--- Data in this exercise ---
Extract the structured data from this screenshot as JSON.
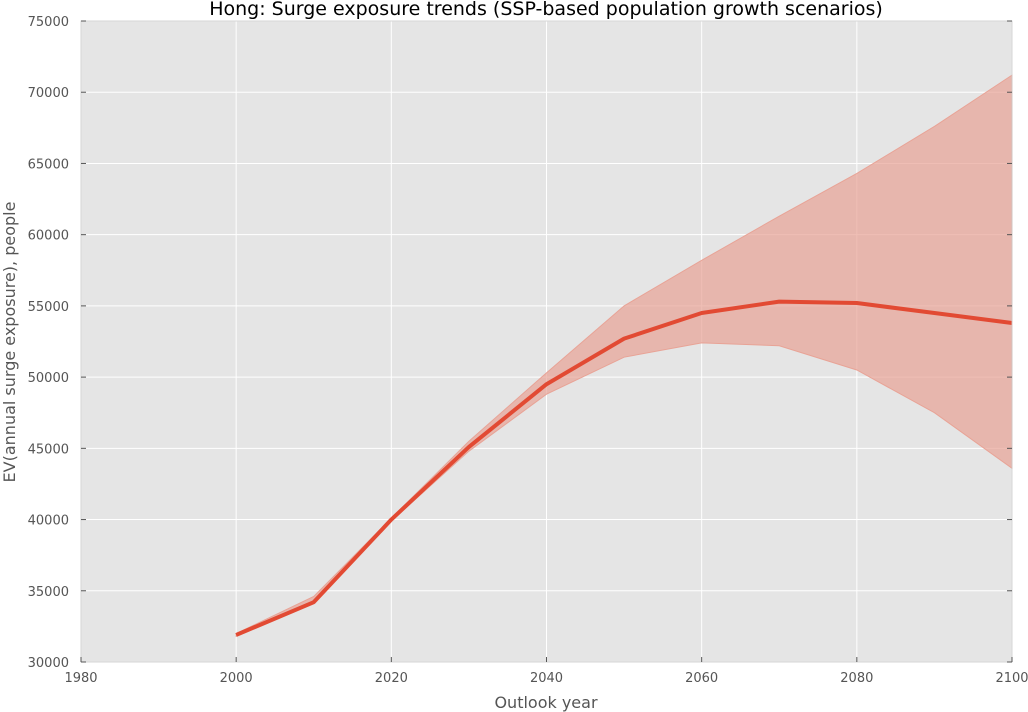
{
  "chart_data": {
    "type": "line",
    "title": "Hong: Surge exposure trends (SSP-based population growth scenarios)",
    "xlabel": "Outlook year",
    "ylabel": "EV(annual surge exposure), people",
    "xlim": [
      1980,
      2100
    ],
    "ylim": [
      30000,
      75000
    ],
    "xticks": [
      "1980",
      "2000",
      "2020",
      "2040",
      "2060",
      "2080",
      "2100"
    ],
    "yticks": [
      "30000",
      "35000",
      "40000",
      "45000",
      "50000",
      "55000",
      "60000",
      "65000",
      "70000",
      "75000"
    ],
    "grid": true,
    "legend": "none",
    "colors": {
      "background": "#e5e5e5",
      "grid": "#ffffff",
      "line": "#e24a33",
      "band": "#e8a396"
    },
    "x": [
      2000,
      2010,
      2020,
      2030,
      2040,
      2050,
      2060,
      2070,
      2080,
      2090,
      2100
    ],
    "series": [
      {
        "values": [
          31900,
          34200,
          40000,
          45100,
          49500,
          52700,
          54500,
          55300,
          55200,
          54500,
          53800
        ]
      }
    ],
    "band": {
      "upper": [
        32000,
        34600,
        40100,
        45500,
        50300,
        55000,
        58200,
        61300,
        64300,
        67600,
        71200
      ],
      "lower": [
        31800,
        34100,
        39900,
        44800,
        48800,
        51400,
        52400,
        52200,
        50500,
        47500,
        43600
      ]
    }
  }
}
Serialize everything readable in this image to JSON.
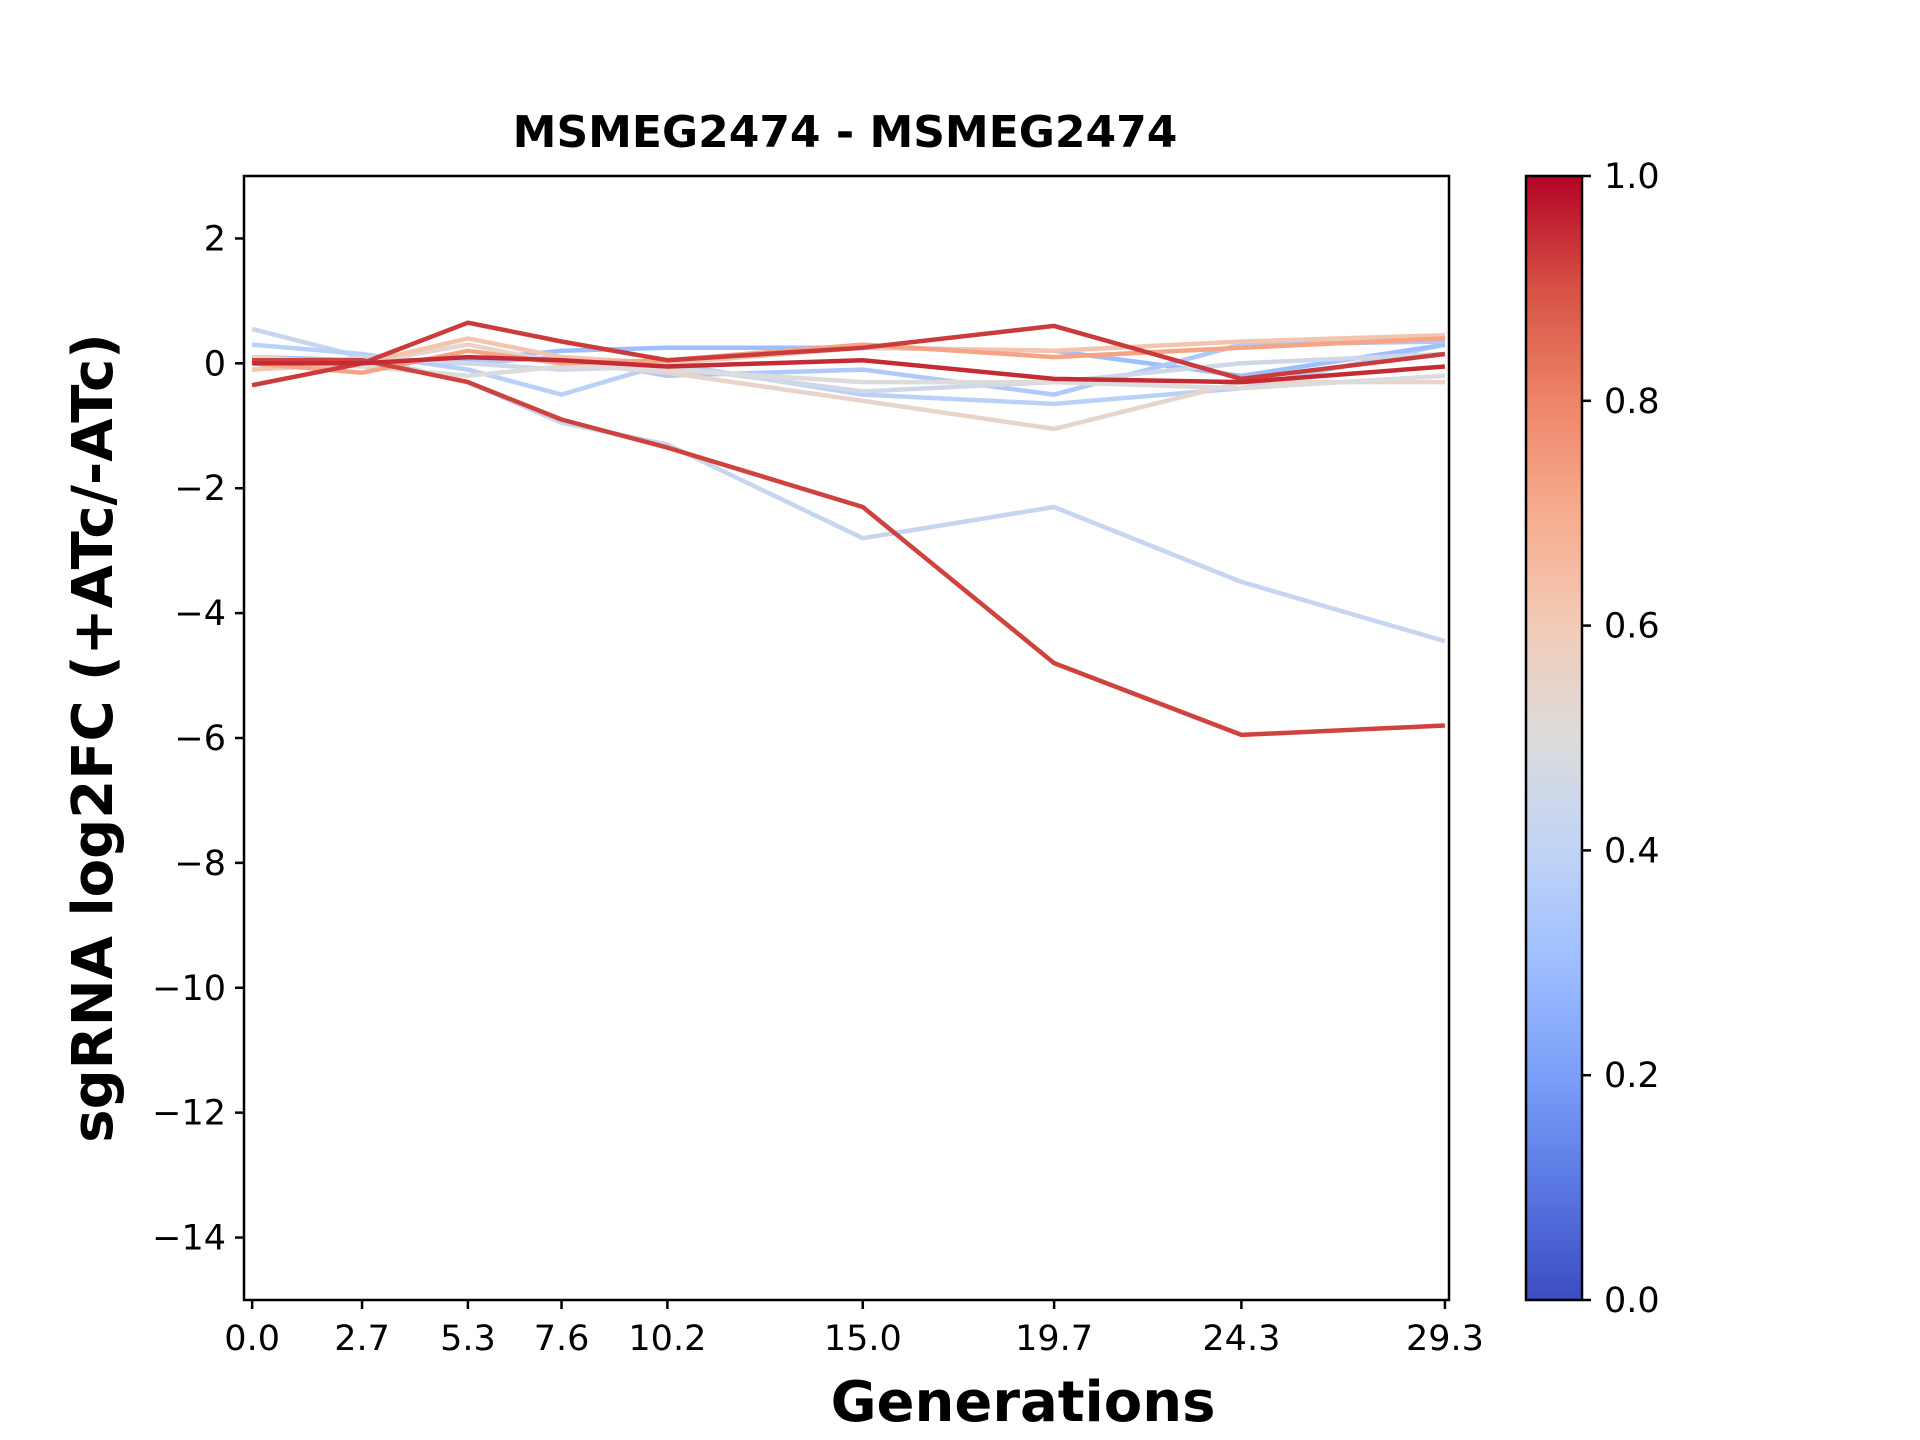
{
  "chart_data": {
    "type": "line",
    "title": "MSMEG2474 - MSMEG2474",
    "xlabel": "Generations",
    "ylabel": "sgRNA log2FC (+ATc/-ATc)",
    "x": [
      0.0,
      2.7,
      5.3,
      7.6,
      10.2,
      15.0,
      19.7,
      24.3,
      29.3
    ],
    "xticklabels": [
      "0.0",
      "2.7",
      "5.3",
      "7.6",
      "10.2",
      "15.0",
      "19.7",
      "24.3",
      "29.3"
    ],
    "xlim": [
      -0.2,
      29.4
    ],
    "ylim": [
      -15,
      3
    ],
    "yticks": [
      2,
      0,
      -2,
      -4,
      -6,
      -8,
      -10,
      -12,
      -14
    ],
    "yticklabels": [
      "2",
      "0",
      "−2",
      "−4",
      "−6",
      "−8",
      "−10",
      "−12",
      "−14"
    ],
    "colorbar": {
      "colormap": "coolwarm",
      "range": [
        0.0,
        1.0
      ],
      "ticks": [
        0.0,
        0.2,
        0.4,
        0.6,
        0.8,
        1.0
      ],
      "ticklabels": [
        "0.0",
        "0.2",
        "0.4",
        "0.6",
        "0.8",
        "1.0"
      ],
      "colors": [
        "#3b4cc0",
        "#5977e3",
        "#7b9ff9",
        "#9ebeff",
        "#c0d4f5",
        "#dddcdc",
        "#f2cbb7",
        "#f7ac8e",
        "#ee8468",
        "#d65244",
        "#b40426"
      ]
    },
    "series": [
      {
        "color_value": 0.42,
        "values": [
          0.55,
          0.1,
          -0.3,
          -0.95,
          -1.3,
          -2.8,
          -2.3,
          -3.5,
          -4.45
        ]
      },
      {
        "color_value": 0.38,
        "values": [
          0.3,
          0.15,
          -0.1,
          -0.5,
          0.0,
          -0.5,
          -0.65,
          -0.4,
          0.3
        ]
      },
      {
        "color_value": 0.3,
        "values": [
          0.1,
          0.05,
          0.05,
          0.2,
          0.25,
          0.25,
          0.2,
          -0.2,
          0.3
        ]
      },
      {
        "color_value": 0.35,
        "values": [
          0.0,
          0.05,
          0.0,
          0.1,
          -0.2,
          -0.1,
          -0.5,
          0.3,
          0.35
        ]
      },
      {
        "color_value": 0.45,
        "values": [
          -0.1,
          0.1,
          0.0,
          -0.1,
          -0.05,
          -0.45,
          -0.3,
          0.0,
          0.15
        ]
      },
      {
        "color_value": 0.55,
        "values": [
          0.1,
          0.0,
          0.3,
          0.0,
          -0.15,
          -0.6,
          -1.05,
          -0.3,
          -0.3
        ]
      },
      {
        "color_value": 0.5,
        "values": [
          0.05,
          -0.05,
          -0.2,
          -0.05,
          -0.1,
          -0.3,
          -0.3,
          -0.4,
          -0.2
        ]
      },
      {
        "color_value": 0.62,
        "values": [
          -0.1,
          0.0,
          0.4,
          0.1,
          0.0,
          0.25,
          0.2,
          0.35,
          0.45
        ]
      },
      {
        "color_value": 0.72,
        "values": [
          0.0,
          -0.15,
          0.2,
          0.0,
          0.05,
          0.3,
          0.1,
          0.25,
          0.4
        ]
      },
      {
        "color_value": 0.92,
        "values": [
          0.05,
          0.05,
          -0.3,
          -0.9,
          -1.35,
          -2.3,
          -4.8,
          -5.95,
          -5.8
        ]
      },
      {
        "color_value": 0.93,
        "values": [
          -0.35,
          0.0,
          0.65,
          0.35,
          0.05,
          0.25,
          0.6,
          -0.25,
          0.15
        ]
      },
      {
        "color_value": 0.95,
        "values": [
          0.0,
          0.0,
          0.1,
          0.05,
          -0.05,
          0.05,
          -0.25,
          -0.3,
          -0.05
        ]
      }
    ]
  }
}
---
Task objective:
In the records above, find the lines containing "ylabel" and copy them.

Result of this task:
    "ylabel": "EV(annual surge exposure), people",
    "ylabel": "sgRNA log2FC (+ATc/-ATc)",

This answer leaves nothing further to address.